**Text provided:**
*****

After hitting an intraday high of $2.170 following Thursday’s EIA bullish report, the prompt month lost its footing and closed the day at $2.077, down 4.3 cents day/day. Given Friday’s large weather forecast changes, Bespoke said “continued warmth would likely to send us under $2.00 at some point, balance-related bounces aside.”

Bomb Cyclone

Unlike the rest of the country, the western United States has had its fair share of wintry weather this season. Heavy rains and snow have combined with below-average temperatures to keep forward prices in the region well supported despite overwhelmingly bearish fundamentals farther east.

The latest storm to wreak havoc in the region barrelled into the Northwest on Wednesday and was expected to bring another dose of heavy snow and rain to the Pacific coast through the rest of the week.

The storm system intensified quickly enough early Wednesday to qualify as a “bomb cyclone” as the central barometric pressure dropped 0.74 of an inch of mercury in 12 hours, according to AccuWeather. The National Weather Service in Seattle said winds approached hurricane force (74 mph or greater) on Destruction Island late Wednesday when winds gusted to 72 mph. The island is located about 3 miles off the coast of Washington.

A new round of snow was in store for much of Washington, including some coastal areas as the storm pushes inland prior to the end of the week, according to AccuWeather. The greatest amount of snow was expected to hit the Oregon Cascades, the northern Sierra Nevada and the Coast Ranges from southwestern Oregon to northwestern California.

*****

(Saved data entries)
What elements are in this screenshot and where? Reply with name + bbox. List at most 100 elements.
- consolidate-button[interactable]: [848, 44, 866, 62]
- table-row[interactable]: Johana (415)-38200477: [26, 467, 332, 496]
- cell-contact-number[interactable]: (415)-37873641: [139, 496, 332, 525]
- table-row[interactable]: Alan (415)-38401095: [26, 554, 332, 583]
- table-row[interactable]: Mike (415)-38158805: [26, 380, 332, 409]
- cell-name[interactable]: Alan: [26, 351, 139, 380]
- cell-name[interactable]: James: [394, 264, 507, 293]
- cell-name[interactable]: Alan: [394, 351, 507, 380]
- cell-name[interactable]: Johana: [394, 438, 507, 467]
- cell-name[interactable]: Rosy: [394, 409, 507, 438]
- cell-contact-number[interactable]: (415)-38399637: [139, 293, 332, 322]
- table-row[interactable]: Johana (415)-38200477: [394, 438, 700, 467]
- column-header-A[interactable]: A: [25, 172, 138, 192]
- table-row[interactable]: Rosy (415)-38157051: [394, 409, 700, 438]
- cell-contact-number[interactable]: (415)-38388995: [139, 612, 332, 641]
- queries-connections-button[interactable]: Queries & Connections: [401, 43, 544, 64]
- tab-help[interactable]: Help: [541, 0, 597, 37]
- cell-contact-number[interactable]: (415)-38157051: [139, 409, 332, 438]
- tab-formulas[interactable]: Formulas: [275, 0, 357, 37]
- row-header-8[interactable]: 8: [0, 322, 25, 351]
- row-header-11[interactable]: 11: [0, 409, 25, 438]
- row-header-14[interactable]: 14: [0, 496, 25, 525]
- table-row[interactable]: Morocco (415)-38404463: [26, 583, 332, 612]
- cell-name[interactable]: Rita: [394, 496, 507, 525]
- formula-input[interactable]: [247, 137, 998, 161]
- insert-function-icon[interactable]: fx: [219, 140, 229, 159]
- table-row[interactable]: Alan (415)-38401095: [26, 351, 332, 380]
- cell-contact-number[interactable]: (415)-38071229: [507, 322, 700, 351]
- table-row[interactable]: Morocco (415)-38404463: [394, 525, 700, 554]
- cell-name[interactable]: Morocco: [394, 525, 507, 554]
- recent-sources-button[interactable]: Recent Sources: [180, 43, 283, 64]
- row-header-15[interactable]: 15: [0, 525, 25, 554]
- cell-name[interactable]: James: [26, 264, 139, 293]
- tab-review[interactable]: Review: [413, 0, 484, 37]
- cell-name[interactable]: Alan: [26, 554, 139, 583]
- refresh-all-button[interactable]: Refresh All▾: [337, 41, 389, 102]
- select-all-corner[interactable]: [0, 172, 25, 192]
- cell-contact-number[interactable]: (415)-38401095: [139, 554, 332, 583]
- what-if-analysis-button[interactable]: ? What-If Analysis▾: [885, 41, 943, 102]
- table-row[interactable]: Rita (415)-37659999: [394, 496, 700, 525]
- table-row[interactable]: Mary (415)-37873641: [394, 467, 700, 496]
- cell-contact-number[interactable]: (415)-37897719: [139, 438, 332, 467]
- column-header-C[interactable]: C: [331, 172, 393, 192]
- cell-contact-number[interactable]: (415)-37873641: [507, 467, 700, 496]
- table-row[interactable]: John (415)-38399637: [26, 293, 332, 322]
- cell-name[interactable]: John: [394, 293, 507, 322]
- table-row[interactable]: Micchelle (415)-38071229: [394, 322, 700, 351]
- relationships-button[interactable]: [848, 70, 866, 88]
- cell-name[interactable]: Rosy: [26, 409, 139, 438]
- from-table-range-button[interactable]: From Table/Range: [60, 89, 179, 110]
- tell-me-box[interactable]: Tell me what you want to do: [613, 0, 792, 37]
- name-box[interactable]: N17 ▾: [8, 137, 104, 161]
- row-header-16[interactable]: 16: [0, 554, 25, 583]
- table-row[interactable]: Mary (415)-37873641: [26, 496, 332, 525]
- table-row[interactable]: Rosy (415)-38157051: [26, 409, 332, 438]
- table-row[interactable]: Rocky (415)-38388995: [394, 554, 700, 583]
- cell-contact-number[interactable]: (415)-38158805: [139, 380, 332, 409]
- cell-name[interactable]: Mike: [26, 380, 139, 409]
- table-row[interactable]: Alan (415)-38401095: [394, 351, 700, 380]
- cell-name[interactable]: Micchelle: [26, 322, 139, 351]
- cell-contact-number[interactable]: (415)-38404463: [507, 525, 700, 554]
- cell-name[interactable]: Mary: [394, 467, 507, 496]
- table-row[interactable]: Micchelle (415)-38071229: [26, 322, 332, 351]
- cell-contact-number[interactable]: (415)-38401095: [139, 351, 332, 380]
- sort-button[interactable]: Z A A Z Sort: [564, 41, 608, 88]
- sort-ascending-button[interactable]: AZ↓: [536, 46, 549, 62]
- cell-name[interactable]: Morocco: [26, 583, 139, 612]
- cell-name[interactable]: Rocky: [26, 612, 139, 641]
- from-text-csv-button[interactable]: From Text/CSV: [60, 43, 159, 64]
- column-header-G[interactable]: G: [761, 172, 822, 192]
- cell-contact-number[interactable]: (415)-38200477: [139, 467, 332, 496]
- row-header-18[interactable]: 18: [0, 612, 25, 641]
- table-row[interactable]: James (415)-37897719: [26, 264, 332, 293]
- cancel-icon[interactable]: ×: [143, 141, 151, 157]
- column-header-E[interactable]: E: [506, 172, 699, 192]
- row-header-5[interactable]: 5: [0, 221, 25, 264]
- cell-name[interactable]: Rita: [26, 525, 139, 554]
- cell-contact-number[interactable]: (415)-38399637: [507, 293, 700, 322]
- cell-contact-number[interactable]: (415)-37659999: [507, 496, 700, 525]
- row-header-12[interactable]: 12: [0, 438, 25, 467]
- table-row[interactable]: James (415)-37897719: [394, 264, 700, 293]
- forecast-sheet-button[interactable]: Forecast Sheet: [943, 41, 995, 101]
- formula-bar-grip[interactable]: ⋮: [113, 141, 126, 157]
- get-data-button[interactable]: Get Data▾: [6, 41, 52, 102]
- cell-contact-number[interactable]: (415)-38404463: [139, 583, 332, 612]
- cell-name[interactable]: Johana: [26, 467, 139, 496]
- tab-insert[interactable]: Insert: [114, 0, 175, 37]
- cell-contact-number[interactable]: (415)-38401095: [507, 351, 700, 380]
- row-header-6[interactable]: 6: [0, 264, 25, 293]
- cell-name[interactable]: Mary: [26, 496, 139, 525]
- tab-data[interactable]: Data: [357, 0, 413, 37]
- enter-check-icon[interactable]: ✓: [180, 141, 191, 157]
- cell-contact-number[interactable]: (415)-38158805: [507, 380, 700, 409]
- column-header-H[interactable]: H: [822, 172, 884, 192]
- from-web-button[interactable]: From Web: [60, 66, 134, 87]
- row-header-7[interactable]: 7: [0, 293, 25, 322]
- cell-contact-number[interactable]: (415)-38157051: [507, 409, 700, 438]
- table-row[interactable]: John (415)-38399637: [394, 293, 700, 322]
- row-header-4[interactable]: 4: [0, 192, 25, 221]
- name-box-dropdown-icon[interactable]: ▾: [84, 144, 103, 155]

*****

**Questions to answer:**
1/ According to the bomb cyclone passage, how far off the Washington coast is Destruction Island?
2/ Extend the bomb cyclone passage past its final sentence.

**Answers for the exercise:**
1/ About 3 miles.

2/
Snow was also expected to fall farther south over California, including areas that experience snow only a couple of times each winter, according to the forecaster. Several inches of snow were also in store for the mountains in Southern California north and east of Los Angeles and east of San Diego.

The continued lashing of winter storms had little bearing on forward markets out West. Northwest Sumas February prices plunged $1.27 from Jan. 9-15 to reach $2.539, while the balance of winter tumbled 86 cents to $2.252, according to Forward Look. The steep losses extended further out the curve as well, with summer sliding 19 cents to $2.07 and next winter dropping 11 cents to $3.15.

February prices at Malin were down 40 cents to $2.379, and the balance of winter was down 35 cents to $2.115. Malin summer prices averaged 15 cents lower at $1.84, while the winter 2020-21 strip fell 11 cents on average to $2.51.

Steep discounts were also seen throughout California, although declines were more pronounced in the southern part of the state.

The widespread losses may have played a hand in Permian Basin weakness as well, with prices continuing to slip during the Jan. 9-15 period.

Waha February dropped 14 cents to average just 67.7 cents, while the balance of winter fell a dime to average 47.1 cents, Forward Look data show. Summer was down 13 cents, as was the winter 2020-21 strip, which landed at $1.10.

Losses throughout the rest of the country were generally capped at around a dime throughout the forward curve. Interestingly, Transco Zone 6 NY held up fairly well as the February contract stayed flat on the week at $3.87. The balance of winter was down 2 cents to $3.203, and summer was down 6 cents to $1.90.

The comparative strength comes as total EIA East-region demand climbed to slightly more than 36 Bcf/d Thursday, an increase of about 7 Bcf/d versus the prior seven-day average, according to Genscape Inc. This rise occurred just days after major cities throughout the region broke high-temperature records.

Several pipelines in the regions, including Transco, declared Operational Flow Orders due to the colder weather. Columbia Gas Transmission warned of the risk of declaration of a Transport Critical Day due to an alert on Millennium Pipeline, and Dominion Transmission implemented weather-triggered restrictions on its Northern system.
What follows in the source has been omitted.